• **Records**:
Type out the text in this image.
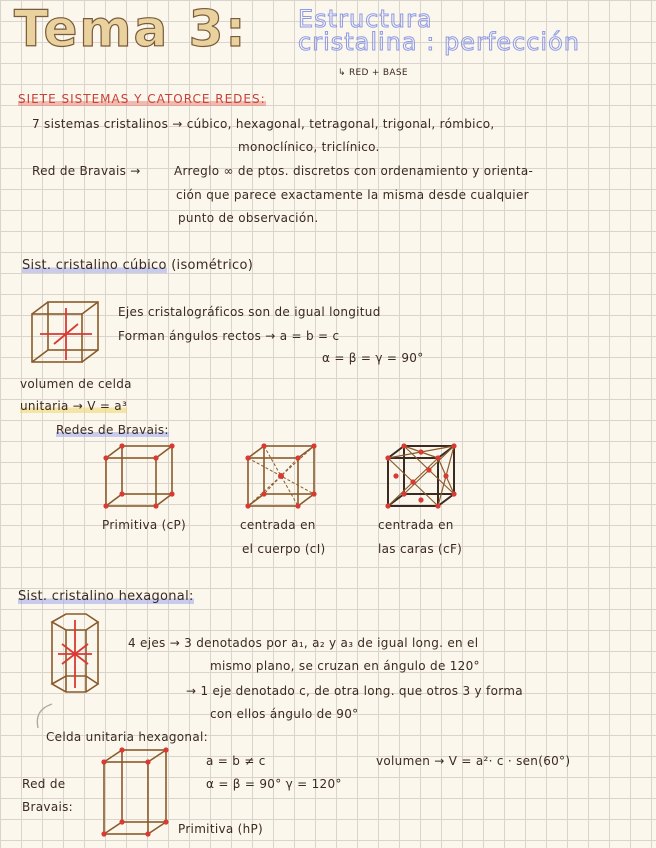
Tema 3: Estructura
cristalina : perfección
↳ RED + BASE
SIETE SISTEMAS Y CATORCE REDES:
7 sistemas cristalinos → cúbico, hexagonal, tetragonal, trigonal, rómbico,
monoclínico, triclínico.
Red de Bravais →	Arreglo ∞ de ptos. discretos con ordenamiento y orienta-
ción que parece exactamente la misma desde cualquier
punto de observación.
Sist. cristalino cúbico (isométrico)
Ejes cristalográficos son de igual longitud
Forman ángulos rectos → a = b = c
α = β = γ = 90°
volumen de celda
unitaria → V = a³
Redes de Bravais:
Primitiva (cP)	centrada en
el cuerpo (cI)
centrada en
las caras (cF)
Sist. cristalino hexagonal:
4 ejes → 3 denotados por a₁, a₂ y a₃ de igual long. en el
mismo plano, se cruzan en ángulo de 120°
→ 1 eje denotado c, de otra long. que otros 3 y forma
con ellos ángulo de 90°
Celda unitaria hexagonal:
a = b ≠ c
α = β = 90° γ = 120°
volumen → V = a²· c · sen(60°)
Red de
Bravais:
Primitiva (hP)
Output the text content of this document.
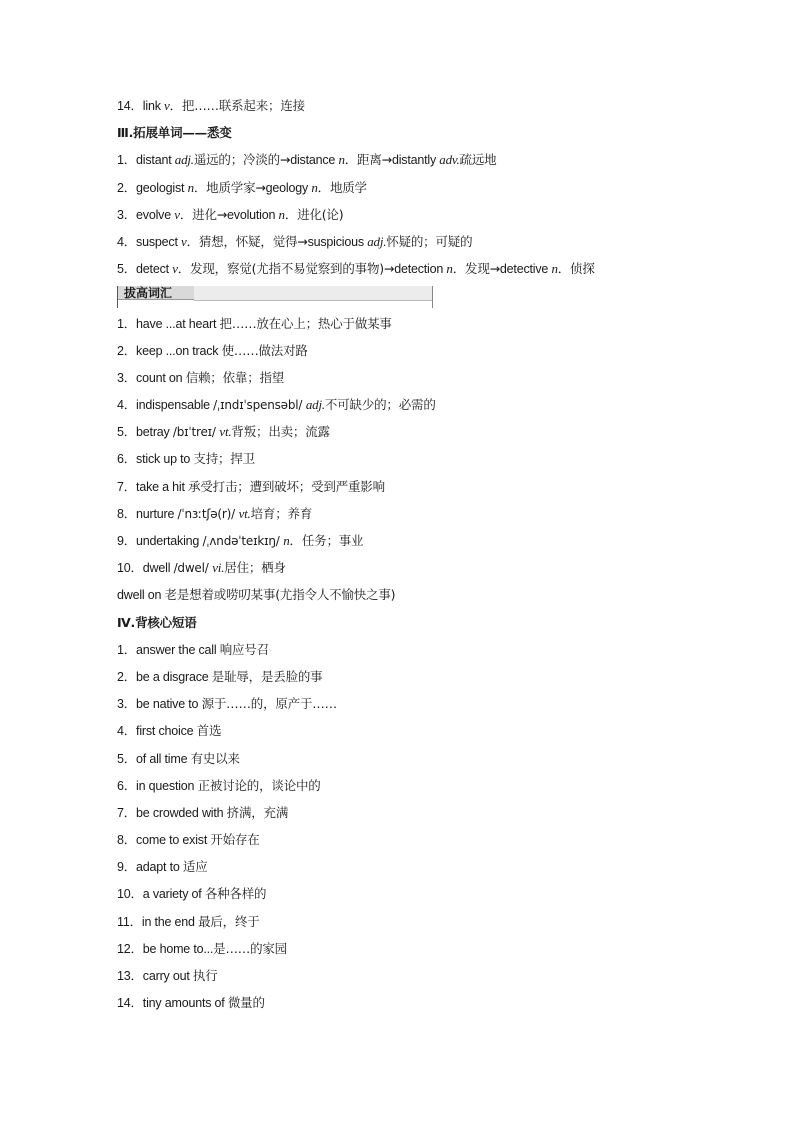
14．link v．把……联系起来；连接
Ⅲ.拓展单词——悉变
1．distant adj.遥远的；冷淡的→distance n．距离→distantly adv.疏远地
2．geologist n．地质学家→geology n．地质学
3．evolve v．进化→evolution n．进化(论)
4．suspect v．猜想，怀疑，觉得→suspicious adj.怀疑的；可疑的
5．detect v．发现，察觉(尤指不易觉察到的事物)→detection n．发现→detective n．侦探
拔高词汇
1．have ...at heart 把……放在心上；热心于做某事
2．keep ...on track 使……做法对路
3．count on 信赖；依靠；指望
4．indispensable /ˌɪndɪˈspensəbl/ adj.不可缺少的；必需的
5．betray /bɪˈtreɪ/ vt.背叛；出卖；流露
6．stick up to 支持；捍卫
7．take a hit 承受打击；遭到破坏；受到严重影响
8．nurture /ˈnɜːtʃə(r)/ vt.培育；养育
9．undertaking /ˌʌndəˈteɪkɪŋ/ n．任务；事业
10．dwell /dwel/ vi.居住；栖身
dwell on 老是想着或唠叨某事(尤指令人不愉快之事)
Ⅳ.背核心短语
1．answer the call 响应号召
2．be a disgrace 是耻辱，是丢脸的事
3．be native to 源于……的，原产于……
4．first choice 首选
5．of all time 有史以来
6．in question 正被讨论的，谈论中的
7．be crowded with 挤满，充满
8．come to exist 开始存在
9．adapt to 适应
10．a variety of 各种各样的
11．in the end 最后，终于
12．be home to...是……的家园
13．carry out 执行
14．tiny amounts of 微量的
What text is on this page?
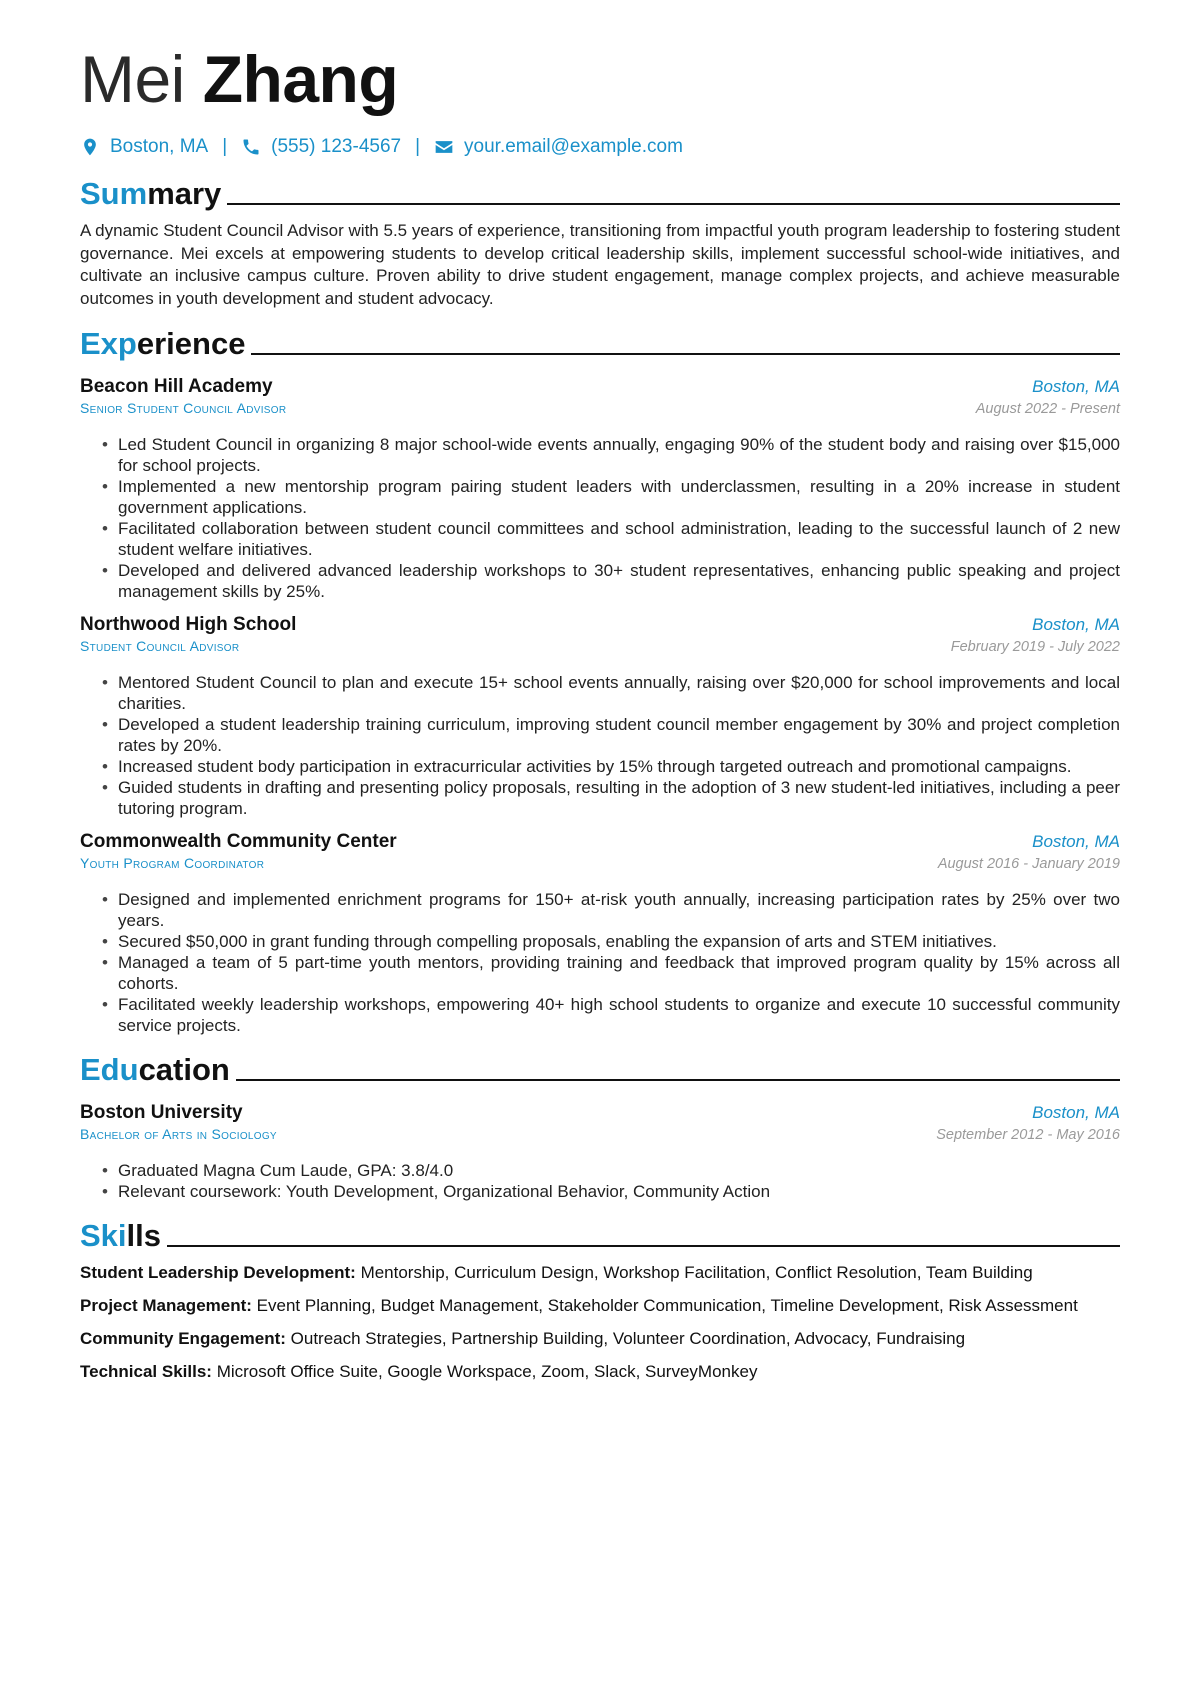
Mei Zhang
Boston, MA | (555) 123-4567 | your.email@example.com
Summary

A dynamic Student Council Advisor with 5.5 years of experience, transitioning from impactful youth program leadership to fostering student governance. Mei excels at empowering students to develop critical leadership skills, implement successful school-wide initiatives, and cultivate an inclusive campus culture. Proven ability to drive student engagement, manage complex projects, and achieve measurable outcomes in youth development and student advocacy.

Experience
Beacon Hill Academy	Boston, MA
Senior Student Council Advisor	August 2022 - Present
• Led Student Council in organizing 8 major school-wide events annually, engaging 90% of the student body and raising over $15,000 for school projects.
• Implemented a new mentorship program pairing student leaders with underclassmen, resulting in a 20% increase in student government applications.
• Facilitated collaboration between student council committees and school administration, leading to the successful launch of 2 new student welfare initiatives.
• Developed and delivered advanced leadership workshops to 30+ student representatives, enhancing public speaking and project management skills by 25%.
Northwood High School	Boston, MA
Student Council Advisor	February 2019 - July 2022
• Mentored Student Council to plan and execute 15+ school events annually, raising over $20,000 for school improvements and local charities.
• Developed a student leadership training curriculum, improving student council member engagement by 30% and project completion rates by 20%.
• Increased student body participation in extracurricular activities by 15% through targeted outreach and promotional campaigns.
• Guided students in drafting and presenting policy proposals, resulting in the adoption of 3 new student-led initiatives, including a peer tutoring program.
Commonwealth Community Center	Boston, MA
Youth Program Coordinator	August 2016 - January 2019
• Designed and implemented enrichment programs for 150+ at-risk youth annually, increasing participation rates by 25% over two years.
• Secured $50,000 in grant funding through compelling proposals, enabling the expansion of arts and STEM initiatives.
• Managed a team of 5 part-time youth mentors, providing training and feedback that improved program quality by 15% across all cohorts.
• Facilitated weekly leadership workshops, empowering 40+ high school students to organize and execute 10 successful community service projects.
Education
Boston University	Boston, MA
Bachelor of Arts in Sociology	September 2012 - May 2016
• Graduated Magna Cum Laude, GPA: 3.8/4.0
• Relevant coursework: Youth Development, Organizational Behavior, Community Action
Skills
Student Leadership Development: Mentorship, Curriculum Design, Workshop Facilitation, Conflict Resolution, Team Building
Project Management: Event Planning, Budget Management, Stakeholder Communication, Timeline Development, Risk Assessment
Community Engagement: Outreach Strategies, Partnership Building, Volunteer Coordination, Advocacy, Fundraising
Technical Skills: Microsoft Office Suite, Google Workspace, Zoom, Slack, SurveyMonkey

• **Work required**:
Of the lines in the material, how many include "projects"? Respond with the number alone.

• **Exercise solution**:
3